▶ [Materials provided]:
-------
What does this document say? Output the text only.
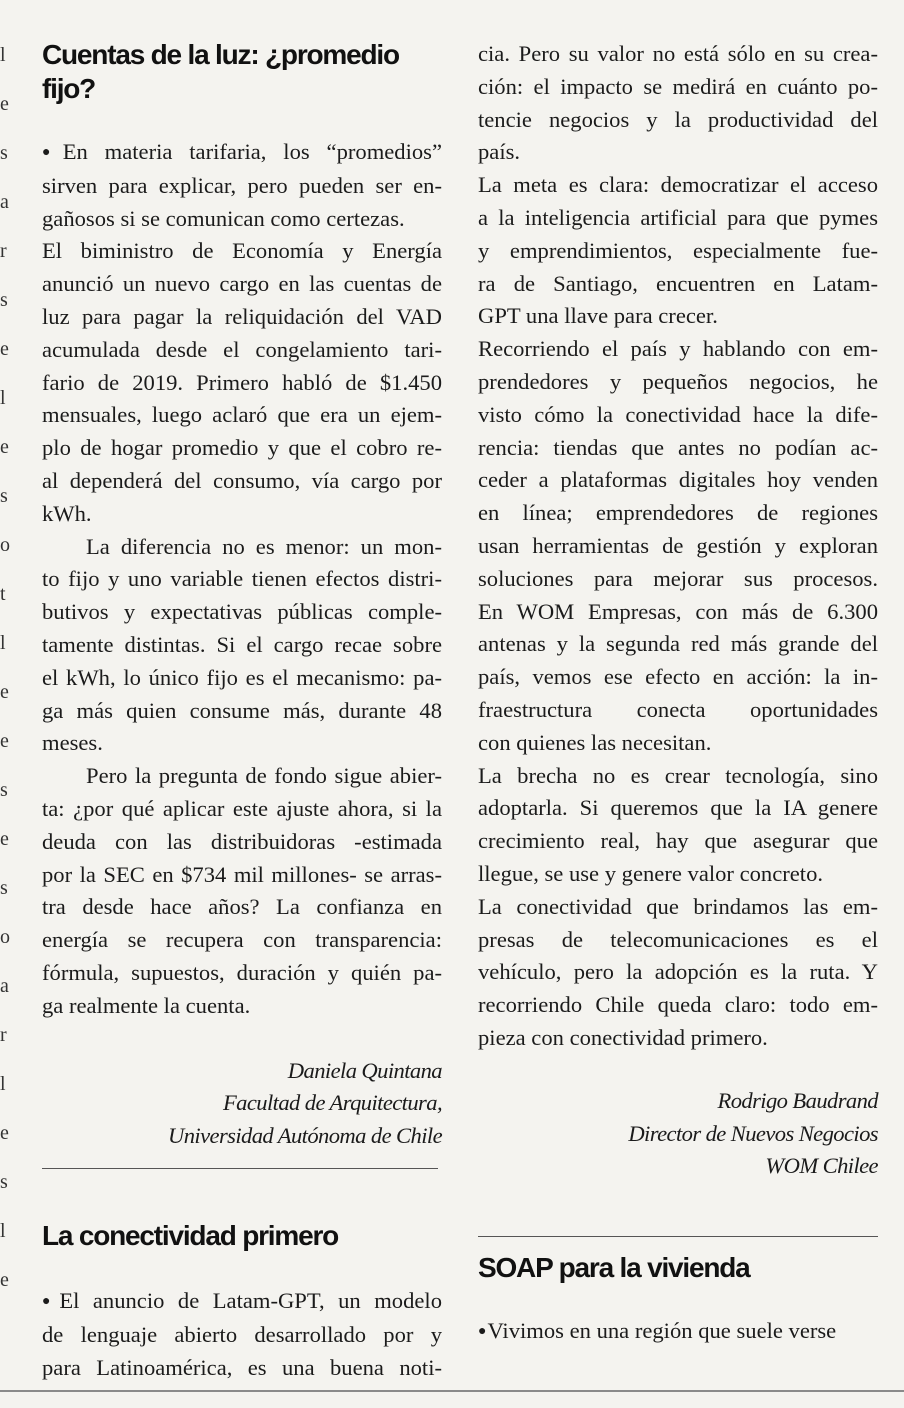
l
e
s
a
r
s
e
l
e
s
o
t
l
e
e
s
e
s
o
a
r
l
e
s
l
e
Cuentas de la luz: ¿promedio fijo?
● En materia tarifaria, los “promedios”
sirven para explicar, pero pueden ser en-
gañosos si se comunican como certezas.
El biministro de Economía y Energía
anunció un nuevo cargo en las cuentas de
luz para pagar la reliquidación del VAD
acumulada desde el congelamiento tari-
fario de 2019. Primero habló de $1.450
mensuales, luego aclaró que era un ejem-
plo de hogar promedio y que el cobro re-
al dependerá del consumo, vía cargo por
kWh.
La diferencia no es menor: un mon-
to fijo y uno variable tienen efectos distri-
butivos y expectativas públicas comple-
tamente distintas. Si el cargo recae sobre
el kWh, lo único fijo es el mecanismo: pa-
ga más quien consume más, durante 48
meses.
Pero la pregunta de fondo sigue abier-
ta: ¿por qué aplicar este ajuste ahora, si la
deuda con las distribuidoras -estimada
por la SEC en $734 mil millones- se arras-
tra desde hace años? La confianza en
energía se recupera con transparencia:
fórmula, supuestos, duración y quién pa-
ga realmente la cuenta.

Daniela Quintana

Facultad de Arquitectura,

Universidad Autónoma de Chile

La conectividad primero
● El anuncio de Latam-GPT, un modelo
de lenguaje abierto desarrollado por y
para Latinoamérica, es una buena noti-
cia. Pero su valor no está sólo en su crea-
ción: el impacto se medirá en cuánto po-
tencie negocios y la productividad del
país.
La meta es clara: democratizar el acceso
a la inteligencia artificial para que pymes
y emprendimientos, especialmente fue-
ra de Santiago, encuentren en Latam-
GPT una llave para crecer.
Recorriendo el país y hablando con em-
prendedores y pequeños negocios, he
visto cómo la conectividad hace la dife-
rencia: tiendas que antes no podían ac-
ceder a plataformas digitales hoy venden
en línea; emprendedores de regiones
usan herramientas de gestión y exploran
soluciones para mejorar sus procesos.
En WOM Empresas, con más de 6.300
antenas y la segunda red más grande del
país, vemos ese efecto en acción: la in-
fraestructura conecta oportunidades
con quienes las necesitan.
La brecha no es crear tecnología, sino
adoptarla. Si queremos que la IA genere
crecimiento real, hay que asegurar que
llegue, se use y genere valor concreto.
La conectividad que brindamos las em-
presas de telecomunicaciones es el
vehículo, pero la adopción es la ruta. Y
recorriendo Chile queda claro: todo em-
pieza con conectividad primero.

Rodrigo Baudrand

Director de Nuevos Negocios

WOM Chilee

SOAP para la vivienda
● Vivimos en una región que suele verse
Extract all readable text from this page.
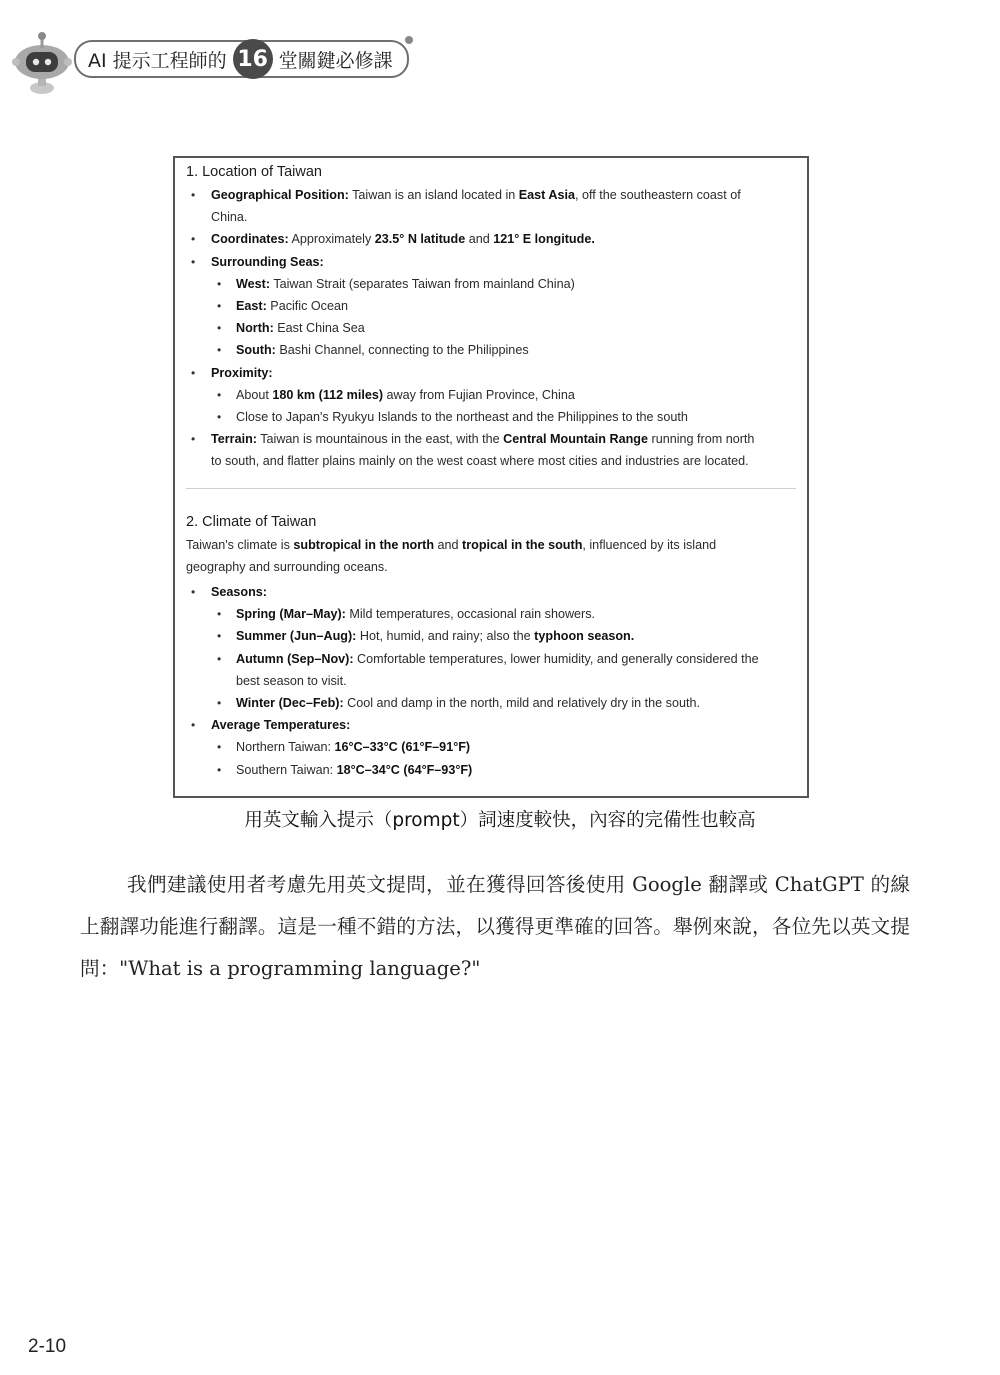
AI 提示工程師的 16 堂關鍵必修課
1. Location of Taiwan
• Geographical Position: Taiwan is an island located in East Asia, off the southeastern coast of
China.
• Coordinates: Approximately 23.5° N latitude and 121° E longitude.
• Surrounding Seas:
• West: Taiwan Strait (separates Taiwan from mainland China)
• East: Pacific Ocean
• North: East China Sea
• South: Bashi Channel, connecting to the Philippines
• Proximity:
• About 180 km (112 miles) away from Fujian Province, China
• Close to Japan's Ryukyu Islands to the northeast and the Philippines to the south
• Terrain: Taiwan is mountainous in the east, with the Central Mountain Range running from north
to south, and flatter plains mainly on the west coast where most cities and industries are located.
2. Climate of Taiwan
Taiwan's climate is subtropical in the north and tropical in the south, influenced by its island
geography and surrounding oceans.
• Seasons:
• Spring (Mar–May): Mild temperatures, occasional rain showers.
• Summer (Jun–Aug): Hot, humid, and rainy; also the typhoon season.
• Autumn (Sep–Nov): Comfortable temperatures, lower humidity, and generally considered the
best season to visit.
• Winter (Dec–Feb): Cool and damp in the north, mild and relatively dry in the south.
• Average Temperatures:
• Northern Taiwan: 16°C–33°C (61°F–91°F)
• Southern Taiwan: 18°C–34°C (64°F–93°F)
用英文輸入提示（prompt）詞速度較快，內容的完備性也較高

我們建議使用者考慮先用英文提問，並在獲得回答後使用 Google 翻譯或 ChatGPT 的線上翻譯功能進行翻譯。這是一種不錯的方法，以獲得更準確的回答。舉例來說，各位先以英文提問："What is a programming language?"

2-10
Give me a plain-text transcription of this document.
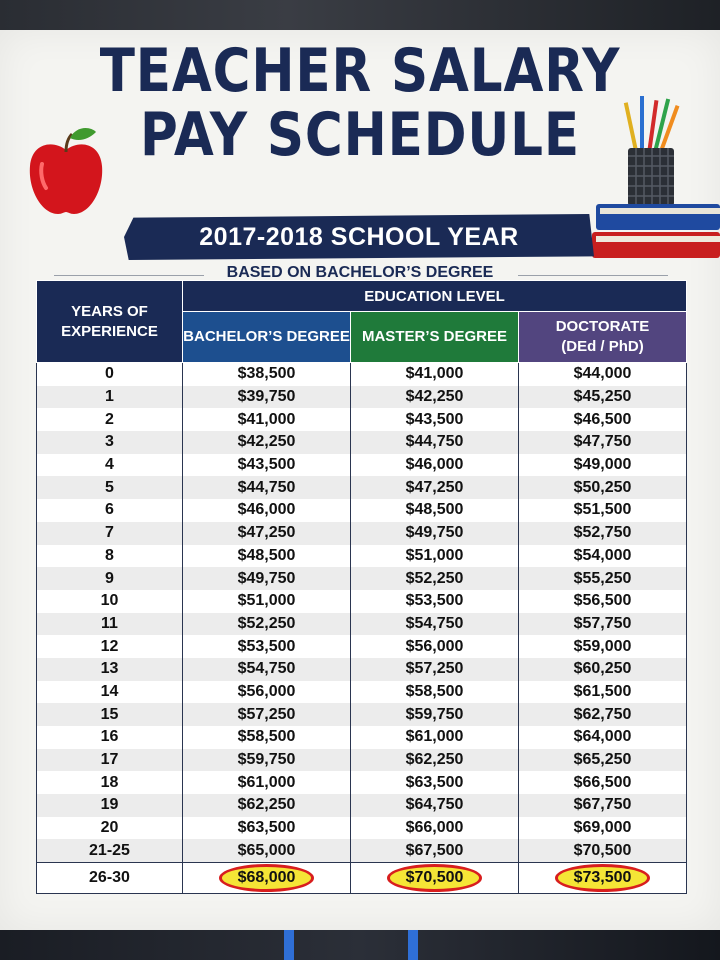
TEACHER SALARY
PAY SCHEDULE
2017-2018 SCHOOL YEAR
BASED ON BACHELOR’S DEGREE
YEARS OF EXPERIENCE	EDUCATION LEVEL		
	BACHELOR’S DEGREE	MASTER’S DEGREE	DOCTORATE
(DEd / PhD)
0	$38,500	$41,000	$44,000
1	$39,750	$42,250	$45,250
2	$41,000	$43,500	$46,500
3	$42,250	$44,750	$47,750
4	$43,500	$46,000	$49,000
5	$44,750	$47,250	$50,250
6	$46,000	$48,500	$51,500
7	$47,250	$49,750	$52,750
8	$48,500	$51,000	$54,000
9	$49,750	$52,250	$55,250
10	$51,000	$53,500	$56,500
11	$52,250	$54,750	$57,750
12	$53,500	$56,000	$59,000
13	$54,750	$57,250	$60,250
14	$56,000	$58,500	$61,500
15	$57,250	$59,750	$62,750
16	$58,500	$61,000	$64,000
17	$59,750	$62,250	$65,250
18	$61,000	$63,500	$66,500
19	$62,250	$64,750	$67,750
20	$63,500	$66,000	$69,000
21-25	$65,000	$67,500	$70,500
26-30	$68,000	$70,500	$73,500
-------
▶ [Requirements]:
Look over the records above and copy each line that includes the string "fijo".

▶ [Exercise solution]:
Cuentas de la luz: ¿promedio fijo?
to fijo y uno variable tienen efectos distri-
el kWh, lo único fijo es el mecanismo: pa-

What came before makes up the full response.